[Start of Attachment]

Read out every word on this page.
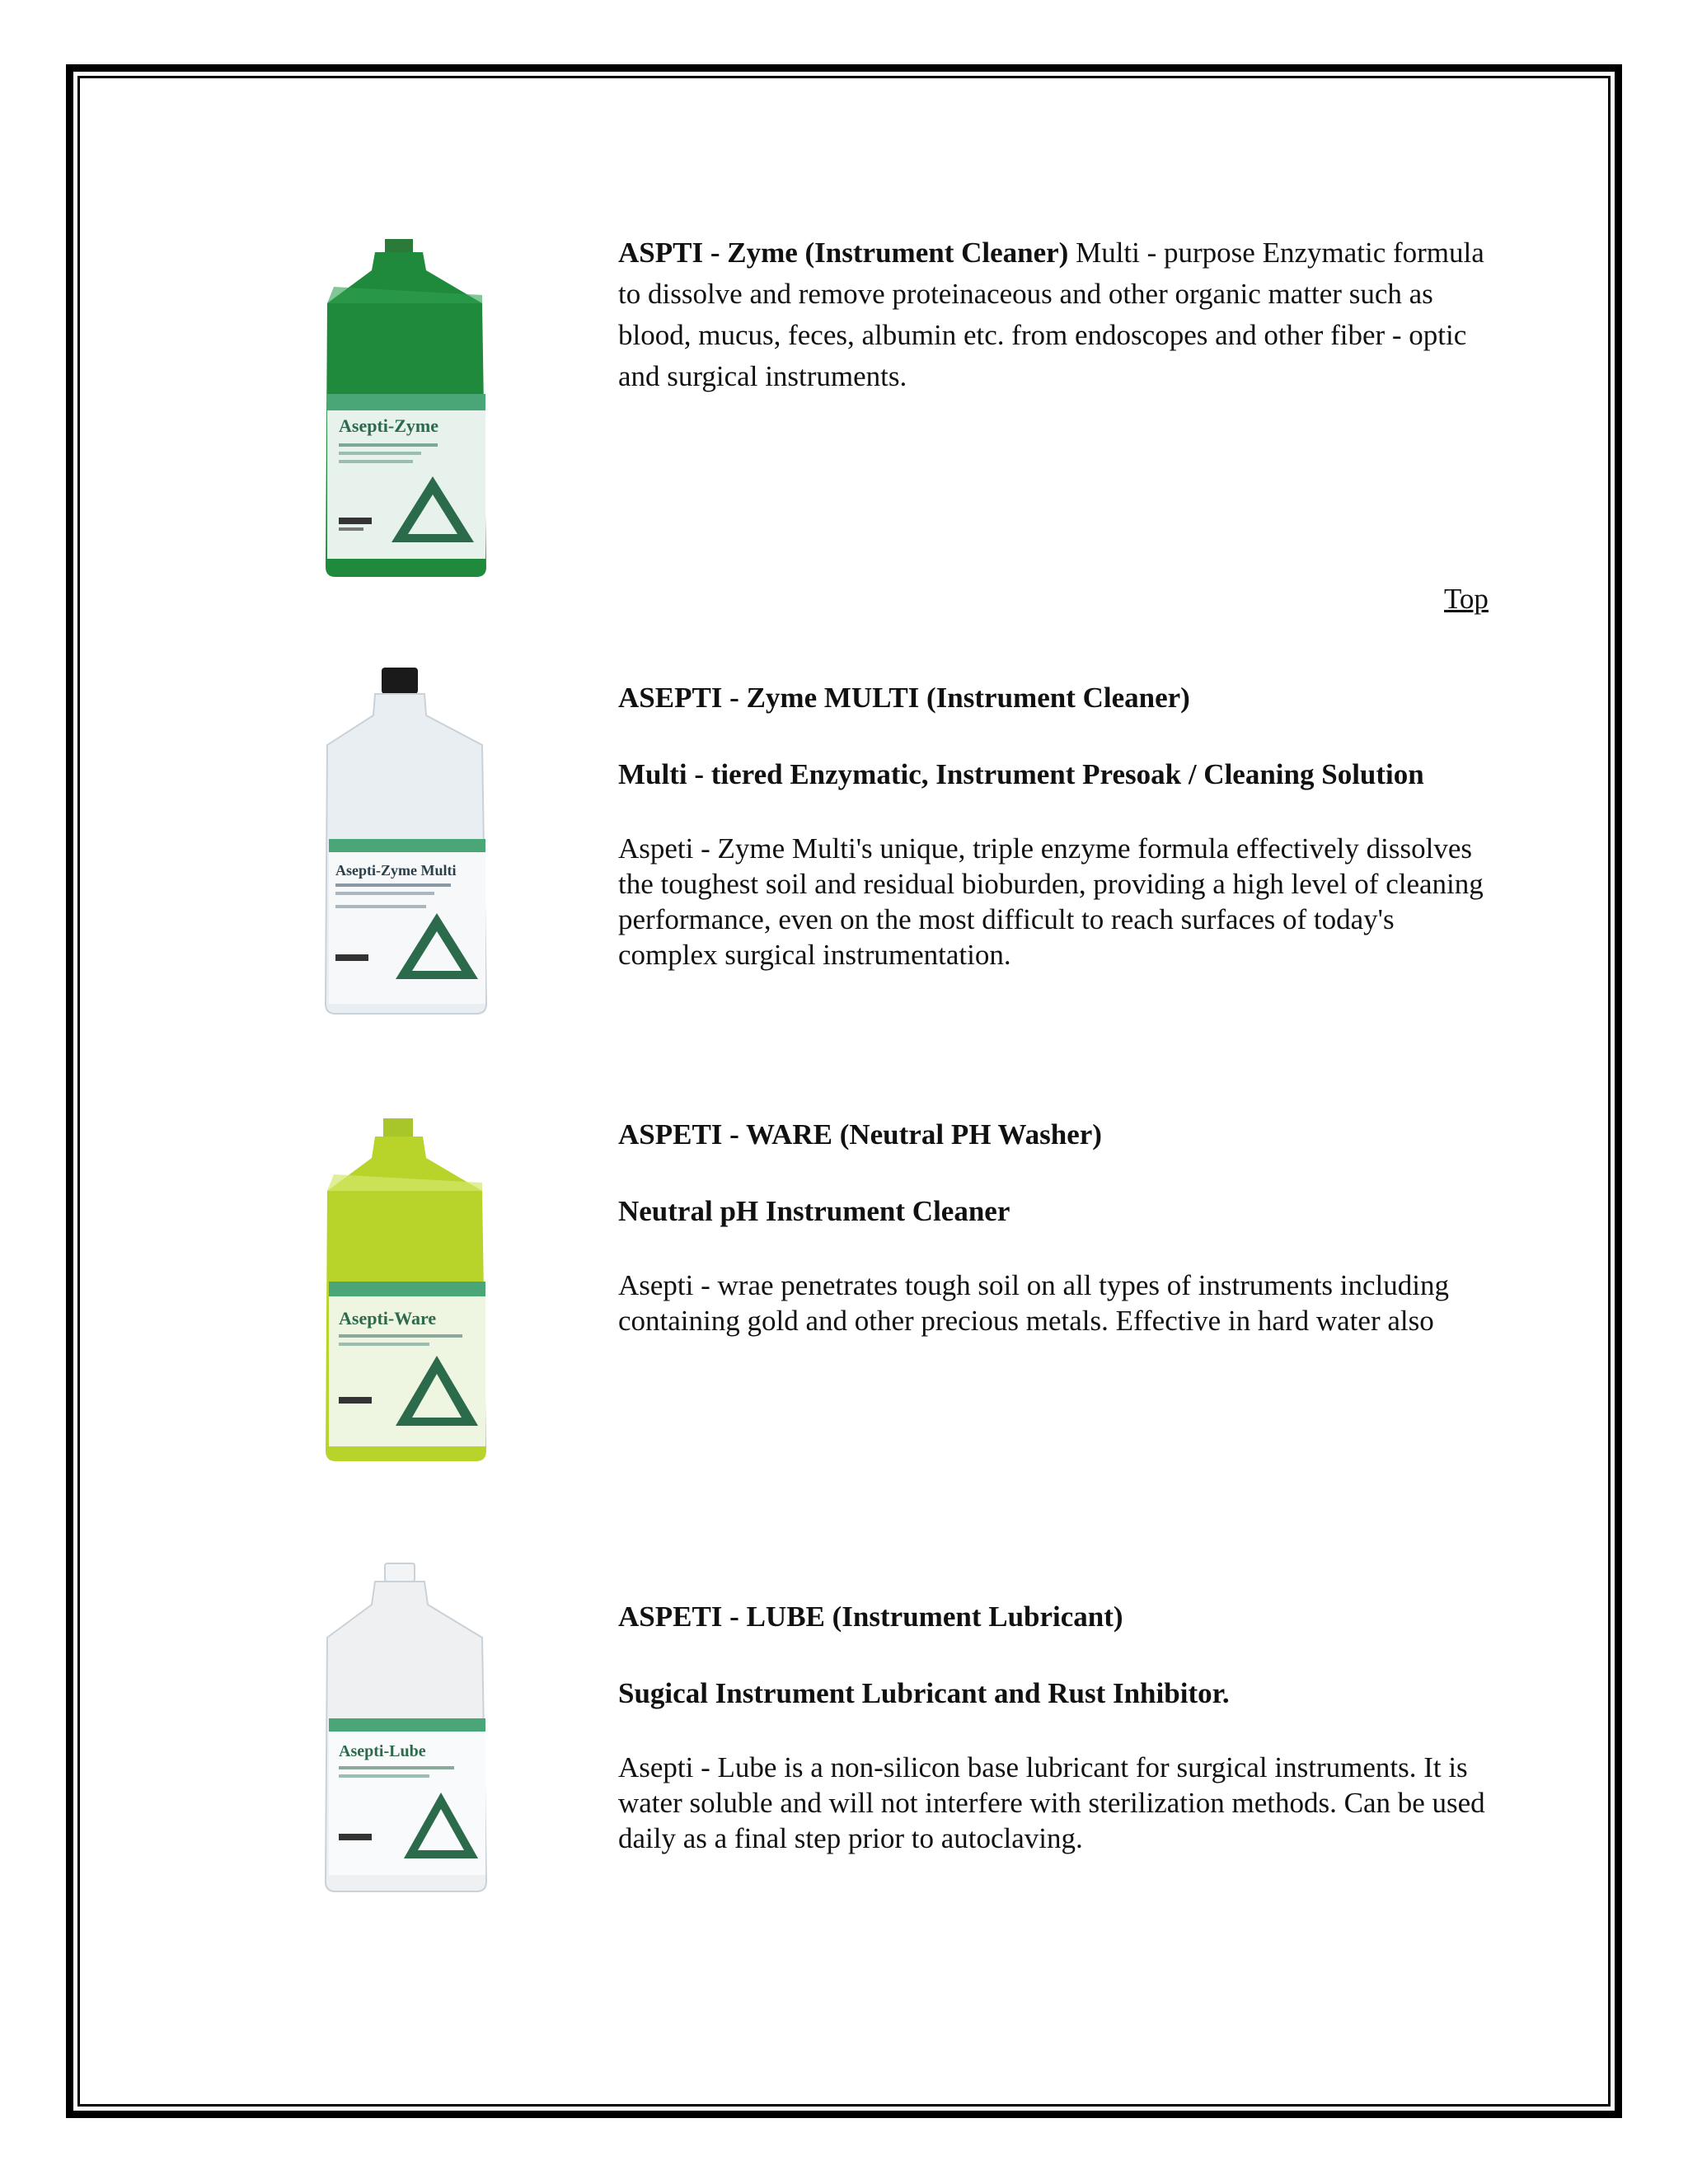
Asepti-Zyme

ASPTI - Zyme (Instrument Cleaner) Multi - purpose Enzymatic formula to dissolve and remove proteinaceous and other organic matter such as blood, mucus, feces, albumin etc. from endoscopes and other fiber - optic and surgical instruments.

Top
Asepti-Zyme Multi

ASEPTI - Zyme MULTI (Instrument Cleaner)

Multi - tiered Enzymatic, Instrument Presoak / Cleaning Solution

Aspeti - Zyme Multi's unique, triple enzyme formula effectively dissolves the toughest soil and residual bioburden, providing a high level of cleaning performance, even on the most difficult to reach surfaces of today's complex surgical instrumentation.

Asepti-Ware

ASPETI - WARE (Neutral PH Washer)

Neutral pH Instrument Cleaner

Asepti - wrae penetrates tough soil on all types of instruments including containing gold and other precious metals. Effective in hard water also

Asepti-Lube

ASPETI - LUBE (Instrument Lubricant)

Sugical Instrument Lubricant and Rust Inhibitor.

Asepti - Lube is a non-silicon base lubricant for surgical instruments. It is water soluble and will not interfere with sterilization methods. Can be used daily as a final step prior to autoclaving.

[End of Attachment]

Return all of the material above unchanged, minus its pictures.

**RESULT**
Read out every word on this page.
Asepti-Zyme

ASPTI - Zyme (Instrument Cleaner) Multi - purpose Enzymatic formula to dissolve and remove proteinaceous and other organic matter such as blood, mucus, feces, albumin etc. from endoscopes and other fiber - optic and surgical instruments.

Top
Asepti-Zyme Multi

ASEPTI - Zyme MULTI (Instrument Cleaner)

Multi - tiered Enzymatic, Instrument Presoak / Cleaning Solution

Aspeti - Zyme Multi's unique, triple enzyme formula effectively dissolves the toughest soil and residual bioburden, providing a high level of cleaning performance, even on the most difficult to reach surfaces of today's complex surgical instrumentation.

Asepti-Ware

ASPETI - WARE (Neutral PH Washer)

Neutral pH Instrument Cleaner

Asepti - wrae penetrates tough soil on all types of instruments including containing gold and other precious metals. Effective in hard water also

Asepti-Lube

ASPETI - LUBE (Instrument Lubricant)

Sugical Instrument Lubricant and Rust Inhibitor.

Asepti - Lube is a non-silicon base lubricant for surgical instruments. It is water soluble and will not interfere with sterilization methods. Can be used daily as a final step prior to autoclaving.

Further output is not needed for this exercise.